WRITTEN REQUEST: Reproduce each line from the records that holds "have".

Dataset items:
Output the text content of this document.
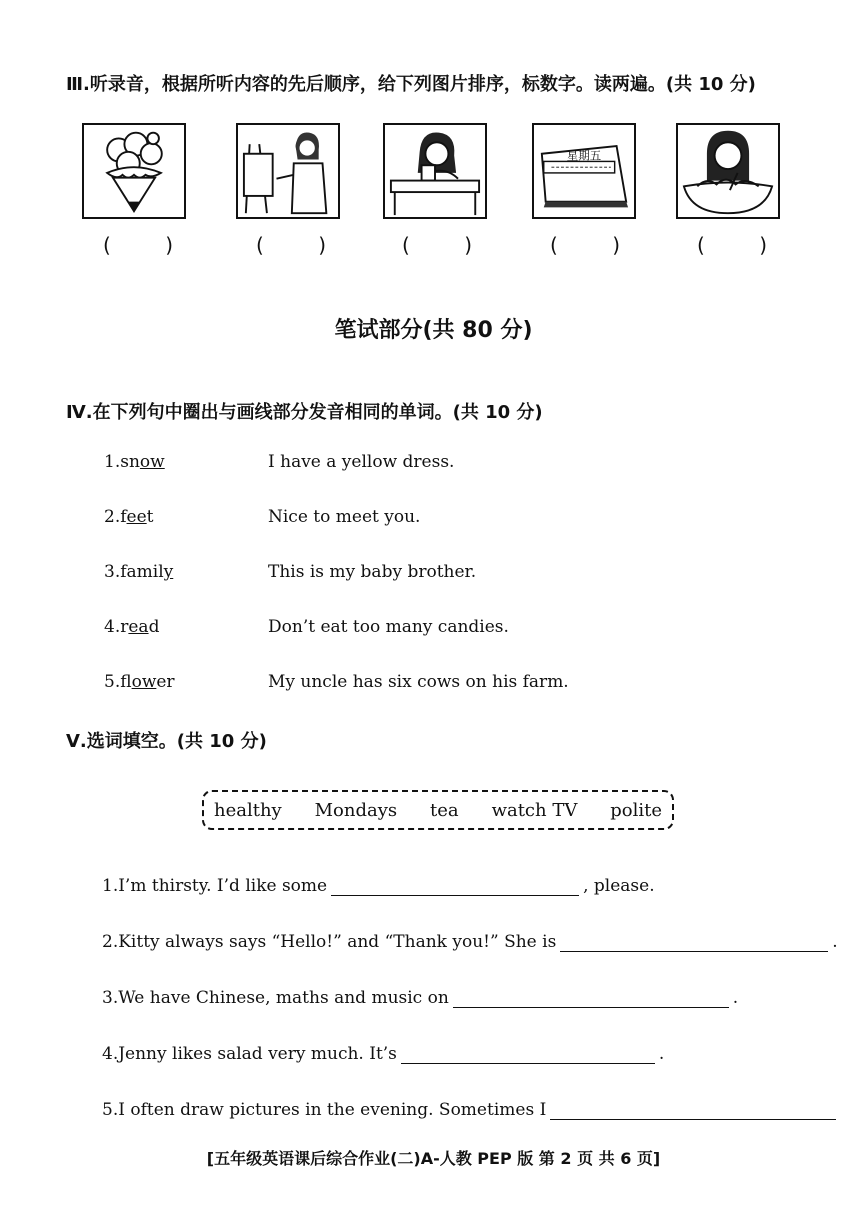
Ⅲ.听录音，根据所听内容的先后顺序，给下列图片排序，标数字。读两遍。(共 10 分)
星期五
(	)	(	)	(	)	(	)	(	)
笔试部分(共 80 分)
Ⅳ.在下列句中圈出与画线部分发音相同的单词。(共 10 分)
1.snow	I have a yellow dress.
2.feet	Nice to meet you.
3.family	This is my baby brother.
4.read	Don’t eat too many candies.
5.flower	My uncle has six cows on his farm.
Ⅴ.选词填空。(共 10 分)
healthy Mondays tea watch TV polite
1.I’m thirsty. I’d like some	, please.
2.Kitty always says “Hello!” and “Thank you!” She is	.
3.We have Chinese, maths and music on	.
4.Jenny likes salad very much. It’s	.
5.I often draw pictures in the evening. Sometimes I
[五年级英语课后综合作业(二)A-人教 PEP 版 第 2 页 共 6 页]
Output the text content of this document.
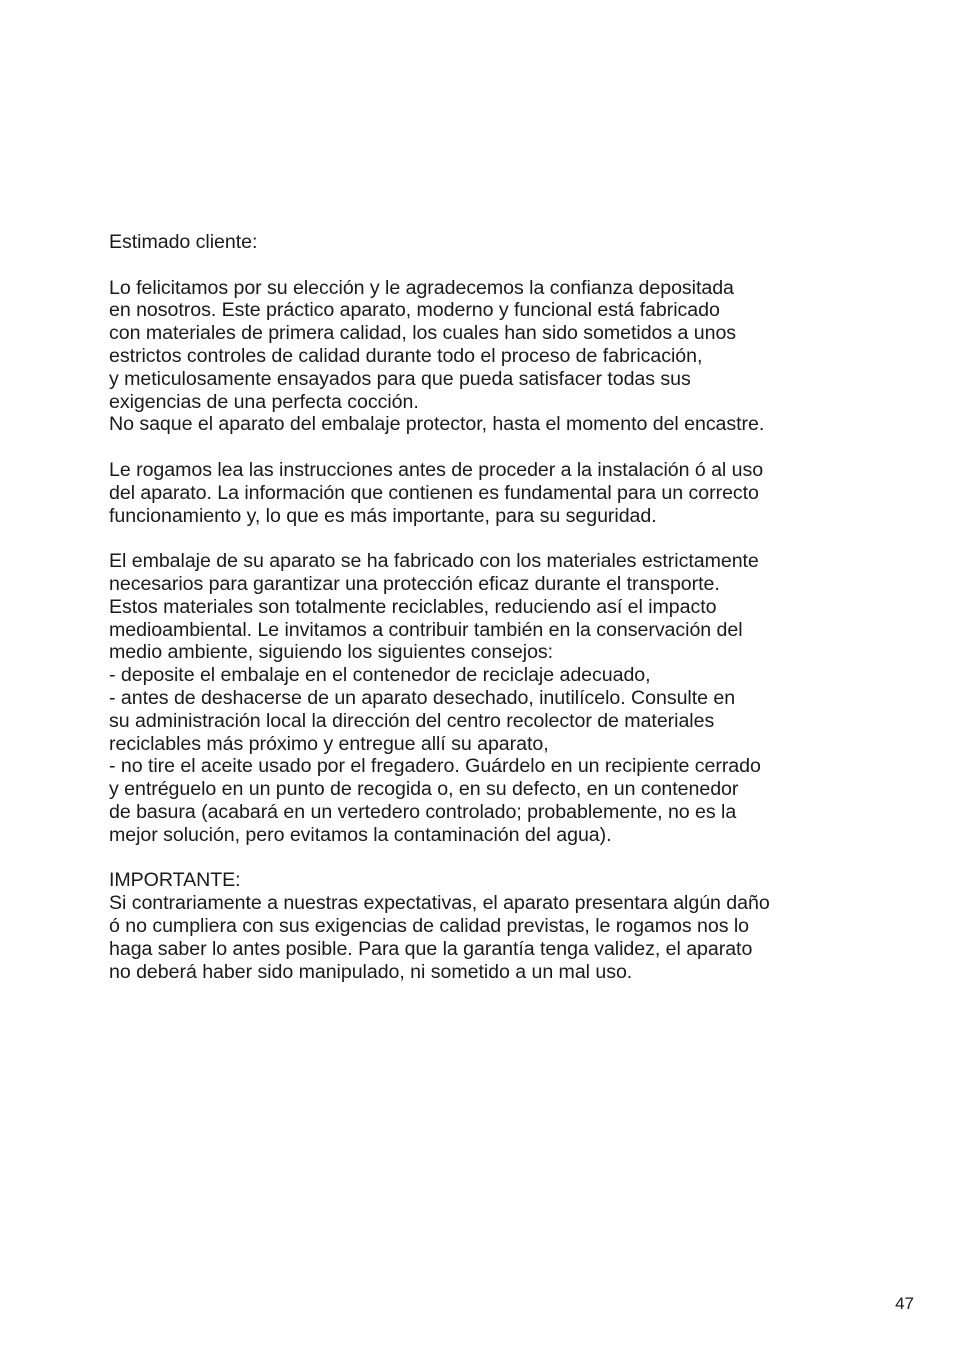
Estimado cliente:

Lo felicitamos por su elección y le agradecemos la confianza depositada
en nosotros. Este práctico aparato, moderno y funcional está fabricado
con materiales de primera calidad, los cuales han sido sometidos a unos
estrictos controles de calidad durante todo el proceso de fabricación,
y meticulosamente ensayados para que pueda satisfacer todas sus
exigencias de una perfecta cocción.
No saque el aparato del embalaje protector, hasta el momento del encastre.

Le rogamos lea las instrucciones antes de proceder a la instalación ó al uso
del aparato. La información que contienen es fundamental para un correcto
funcionamiento y, lo que es más importante, para su seguridad.

El embalaje de su aparato se ha fabricado con los materiales estrictamente
necesarios para garantizar una protección eficaz durante el transporte.
Estos materiales son totalmente reciclables, reduciendo así el impacto
medioambiental. Le invitamos a contribuir también en la conservación del
medio ambiente, siguiendo los siguientes consejos:
- deposite el embalaje en el contenedor de reciclaje adecuado,
- antes de deshacerse de un aparato desechado, inutilícelo. Consulte en
su administración local la dirección del centro recolector de materiales
reciclables más próximo y entregue allí su aparato,
- no tire el aceite usado por el fregadero. Guárdelo en un recipiente cerrado
y entréguelo en un punto de recogida o, en su defecto, en un contenedor
de basura (acabará en un vertedero controlado; probablemente, no es la
mejor solución, pero evitamos la contaminación del agua).

IMPORTANTE:
Si contrariamente a nuestras expectativas, el aparato presentara algún daño
ó no cumpliera con sus exigencias de calidad previstas, le rogamos nos lo
haga saber lo antes posible. Para que la garantía tenga validez, el aparato
no deberá haber sido manipulado, ni sometido a un mal uso.

47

FINAL RESULT:
1.snow	I have a yellow dress.
3.We have Chinese, maths and music on	.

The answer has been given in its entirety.